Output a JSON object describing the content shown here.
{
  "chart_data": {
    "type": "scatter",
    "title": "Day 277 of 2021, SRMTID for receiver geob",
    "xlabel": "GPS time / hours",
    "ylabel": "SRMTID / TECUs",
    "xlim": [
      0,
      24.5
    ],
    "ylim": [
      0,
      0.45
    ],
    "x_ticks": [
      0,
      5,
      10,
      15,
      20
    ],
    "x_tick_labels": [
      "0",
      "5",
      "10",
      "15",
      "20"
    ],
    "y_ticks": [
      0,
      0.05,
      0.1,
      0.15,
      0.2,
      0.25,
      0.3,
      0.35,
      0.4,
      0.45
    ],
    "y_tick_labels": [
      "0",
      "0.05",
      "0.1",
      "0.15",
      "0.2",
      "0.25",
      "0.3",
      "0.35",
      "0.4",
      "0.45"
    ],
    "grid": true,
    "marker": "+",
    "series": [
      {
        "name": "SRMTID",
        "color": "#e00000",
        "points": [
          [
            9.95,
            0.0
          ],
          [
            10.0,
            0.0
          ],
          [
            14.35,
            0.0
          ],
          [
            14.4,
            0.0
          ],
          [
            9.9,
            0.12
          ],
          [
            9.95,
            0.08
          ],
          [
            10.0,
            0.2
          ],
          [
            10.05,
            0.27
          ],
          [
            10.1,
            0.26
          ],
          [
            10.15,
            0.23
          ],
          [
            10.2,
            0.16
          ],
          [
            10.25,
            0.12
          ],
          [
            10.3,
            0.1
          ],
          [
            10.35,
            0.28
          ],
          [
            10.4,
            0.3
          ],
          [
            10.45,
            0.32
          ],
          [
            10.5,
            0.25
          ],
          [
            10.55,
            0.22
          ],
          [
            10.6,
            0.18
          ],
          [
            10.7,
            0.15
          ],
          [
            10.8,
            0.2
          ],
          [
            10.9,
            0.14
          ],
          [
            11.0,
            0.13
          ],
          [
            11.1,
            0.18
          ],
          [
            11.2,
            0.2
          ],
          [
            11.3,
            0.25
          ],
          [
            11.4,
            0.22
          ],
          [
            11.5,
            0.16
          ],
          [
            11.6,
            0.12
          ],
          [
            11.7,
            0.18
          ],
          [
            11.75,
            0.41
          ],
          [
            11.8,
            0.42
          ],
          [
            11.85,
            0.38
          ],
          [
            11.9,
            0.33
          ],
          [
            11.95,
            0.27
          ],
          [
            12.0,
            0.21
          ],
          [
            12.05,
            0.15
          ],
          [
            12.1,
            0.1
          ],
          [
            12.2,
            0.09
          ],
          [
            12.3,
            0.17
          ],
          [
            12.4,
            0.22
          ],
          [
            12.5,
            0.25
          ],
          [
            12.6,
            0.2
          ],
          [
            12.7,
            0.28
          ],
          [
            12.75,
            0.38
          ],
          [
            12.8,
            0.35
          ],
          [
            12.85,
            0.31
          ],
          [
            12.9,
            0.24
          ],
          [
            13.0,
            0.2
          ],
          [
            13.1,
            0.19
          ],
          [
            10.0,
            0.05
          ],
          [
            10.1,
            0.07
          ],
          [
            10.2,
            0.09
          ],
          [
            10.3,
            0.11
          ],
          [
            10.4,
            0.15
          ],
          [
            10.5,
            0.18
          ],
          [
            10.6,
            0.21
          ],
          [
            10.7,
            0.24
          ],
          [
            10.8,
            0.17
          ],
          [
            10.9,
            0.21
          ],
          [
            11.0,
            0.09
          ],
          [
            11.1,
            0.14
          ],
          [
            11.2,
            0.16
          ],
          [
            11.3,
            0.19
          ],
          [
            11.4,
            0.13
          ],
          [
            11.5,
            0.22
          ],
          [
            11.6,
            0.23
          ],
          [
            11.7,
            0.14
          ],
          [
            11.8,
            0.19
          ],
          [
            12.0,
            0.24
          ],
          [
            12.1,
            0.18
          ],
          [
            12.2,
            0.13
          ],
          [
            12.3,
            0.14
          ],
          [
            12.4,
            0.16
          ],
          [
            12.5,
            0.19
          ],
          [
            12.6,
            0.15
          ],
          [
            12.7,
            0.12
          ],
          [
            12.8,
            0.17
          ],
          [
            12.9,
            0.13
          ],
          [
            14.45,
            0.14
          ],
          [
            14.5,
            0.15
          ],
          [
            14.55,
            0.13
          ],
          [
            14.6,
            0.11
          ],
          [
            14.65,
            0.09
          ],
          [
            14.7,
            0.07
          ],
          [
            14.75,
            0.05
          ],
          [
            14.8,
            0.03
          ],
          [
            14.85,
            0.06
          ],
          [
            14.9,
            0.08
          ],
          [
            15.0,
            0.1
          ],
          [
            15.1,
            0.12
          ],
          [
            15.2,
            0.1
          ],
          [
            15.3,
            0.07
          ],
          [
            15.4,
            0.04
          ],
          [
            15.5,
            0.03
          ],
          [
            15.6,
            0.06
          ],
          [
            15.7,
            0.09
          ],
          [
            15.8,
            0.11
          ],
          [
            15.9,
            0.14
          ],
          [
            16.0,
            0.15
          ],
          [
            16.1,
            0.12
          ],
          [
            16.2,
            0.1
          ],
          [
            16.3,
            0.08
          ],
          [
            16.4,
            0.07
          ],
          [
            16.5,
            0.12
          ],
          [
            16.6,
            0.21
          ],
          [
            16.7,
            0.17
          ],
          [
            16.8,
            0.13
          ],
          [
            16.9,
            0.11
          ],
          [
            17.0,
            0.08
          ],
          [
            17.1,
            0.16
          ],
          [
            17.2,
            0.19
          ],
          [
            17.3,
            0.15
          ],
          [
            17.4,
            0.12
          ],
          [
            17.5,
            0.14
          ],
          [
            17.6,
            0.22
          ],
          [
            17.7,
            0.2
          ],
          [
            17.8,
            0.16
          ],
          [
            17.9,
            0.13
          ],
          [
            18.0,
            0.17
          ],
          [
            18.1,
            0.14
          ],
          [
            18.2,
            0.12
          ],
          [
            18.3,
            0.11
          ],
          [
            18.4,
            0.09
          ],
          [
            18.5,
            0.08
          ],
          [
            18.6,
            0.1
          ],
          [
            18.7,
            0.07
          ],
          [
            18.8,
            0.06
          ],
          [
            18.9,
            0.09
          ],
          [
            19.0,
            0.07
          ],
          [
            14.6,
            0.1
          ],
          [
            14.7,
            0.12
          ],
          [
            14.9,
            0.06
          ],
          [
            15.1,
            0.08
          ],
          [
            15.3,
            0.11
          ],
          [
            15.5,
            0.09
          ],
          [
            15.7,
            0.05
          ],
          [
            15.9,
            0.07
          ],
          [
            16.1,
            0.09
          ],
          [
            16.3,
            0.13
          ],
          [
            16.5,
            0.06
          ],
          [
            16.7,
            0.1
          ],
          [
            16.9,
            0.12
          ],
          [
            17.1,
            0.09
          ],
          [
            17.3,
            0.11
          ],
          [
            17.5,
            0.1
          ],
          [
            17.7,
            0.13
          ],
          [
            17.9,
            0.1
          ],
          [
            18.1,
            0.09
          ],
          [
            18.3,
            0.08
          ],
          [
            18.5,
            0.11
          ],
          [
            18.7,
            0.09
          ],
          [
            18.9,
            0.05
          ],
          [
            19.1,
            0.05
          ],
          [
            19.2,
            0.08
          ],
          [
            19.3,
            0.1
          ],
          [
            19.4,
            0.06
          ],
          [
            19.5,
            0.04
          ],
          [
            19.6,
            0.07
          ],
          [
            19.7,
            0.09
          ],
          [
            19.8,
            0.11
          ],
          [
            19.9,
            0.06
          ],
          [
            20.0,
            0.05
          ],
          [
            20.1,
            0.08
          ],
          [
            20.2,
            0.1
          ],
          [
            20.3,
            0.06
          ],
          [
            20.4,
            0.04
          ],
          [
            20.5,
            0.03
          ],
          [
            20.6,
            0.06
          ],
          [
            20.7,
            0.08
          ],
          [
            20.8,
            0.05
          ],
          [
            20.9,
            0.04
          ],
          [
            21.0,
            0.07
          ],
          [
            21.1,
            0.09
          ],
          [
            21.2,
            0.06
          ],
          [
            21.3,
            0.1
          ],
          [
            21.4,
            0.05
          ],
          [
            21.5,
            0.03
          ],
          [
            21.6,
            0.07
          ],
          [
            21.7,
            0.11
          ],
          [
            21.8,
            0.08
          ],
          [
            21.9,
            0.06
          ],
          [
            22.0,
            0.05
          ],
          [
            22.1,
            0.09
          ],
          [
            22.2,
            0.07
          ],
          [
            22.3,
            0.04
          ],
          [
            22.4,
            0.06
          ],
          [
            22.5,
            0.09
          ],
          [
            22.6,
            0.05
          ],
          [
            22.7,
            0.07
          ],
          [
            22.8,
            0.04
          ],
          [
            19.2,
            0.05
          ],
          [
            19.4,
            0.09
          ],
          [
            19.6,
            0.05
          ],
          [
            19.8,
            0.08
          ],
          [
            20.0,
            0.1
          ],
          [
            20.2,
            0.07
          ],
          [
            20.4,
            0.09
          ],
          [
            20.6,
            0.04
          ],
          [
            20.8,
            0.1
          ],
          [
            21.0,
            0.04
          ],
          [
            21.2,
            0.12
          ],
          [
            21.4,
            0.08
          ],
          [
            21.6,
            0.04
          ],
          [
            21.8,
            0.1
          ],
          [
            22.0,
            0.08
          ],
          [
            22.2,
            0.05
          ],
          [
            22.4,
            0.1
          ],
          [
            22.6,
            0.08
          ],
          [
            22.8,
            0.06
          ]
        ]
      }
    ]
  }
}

————

## Task requirements
Using the records above, copy each line that contains "SRMTID".

## Exercise solution
    "title": "Day 277 of 2021, SRMTID for receiver geob",
    "ylabel": "SRMTID / TECUs",
        "name": "SRMTID",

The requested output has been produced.